§ PROBLEM TO WORK ON: Give a verbatim quotation of every record.

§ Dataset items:

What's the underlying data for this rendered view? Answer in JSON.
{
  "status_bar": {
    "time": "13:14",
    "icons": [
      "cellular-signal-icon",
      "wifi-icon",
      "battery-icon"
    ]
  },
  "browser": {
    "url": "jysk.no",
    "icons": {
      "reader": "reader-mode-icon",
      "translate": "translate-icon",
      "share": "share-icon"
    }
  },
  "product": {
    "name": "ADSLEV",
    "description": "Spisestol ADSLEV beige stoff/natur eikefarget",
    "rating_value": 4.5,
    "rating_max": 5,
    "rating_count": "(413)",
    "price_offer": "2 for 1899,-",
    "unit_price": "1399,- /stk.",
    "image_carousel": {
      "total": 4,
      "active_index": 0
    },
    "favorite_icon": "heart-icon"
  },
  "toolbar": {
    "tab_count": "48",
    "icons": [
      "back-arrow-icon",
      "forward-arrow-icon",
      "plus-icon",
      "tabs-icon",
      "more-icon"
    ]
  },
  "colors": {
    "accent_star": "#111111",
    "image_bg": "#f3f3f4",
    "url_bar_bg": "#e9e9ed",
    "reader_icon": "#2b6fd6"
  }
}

§ FINAL RESULT:
What's the underlying data for this rendered view? Answer in JSON.
{
  "status_bar": {
    "time": "13:14",
    "icons": [
      "cellular-signal-icon",
      "wifi-icon",
      "battery-icon"
    ]
  },
  "browser": {
    "url": "jysk.no",
    "icons": {
      "reader": "reader-mode-icon",
      "translate": "translate-icon",
      "share": "share-icon"
    }
  },
  "product": {
    "name": "ADSLEV",
    "description": "Spisestol ADSLEV beige stoff/natur eikefarget",
    "rating_value": 4.5,
    "rating_max": 5,
    "rating_count": "(413)",
    "price_offer": "2 for 1899,-",
    "unit_price": "1399,- /stk.",
    "image_carousel": {
      "total": 4,
      "active_index": 0
    },
    "favorite_icon": "heart-icon"
  },
  "toolbar": {
    "tab_count": "48",
    "icons": [
      "back-arrow-icon",
      "forward-arrow-icon",
      "plus-icon",
      "tabs-icon",
      "more-icon"
    ]
  },
  "colors": {
    "accent_star": "#111111",
    "image_bg": "#f3f3f4",
    "url_bar_bg": "#e9e9ed",
    "reader_icon": "#2b6fd6"
  }
}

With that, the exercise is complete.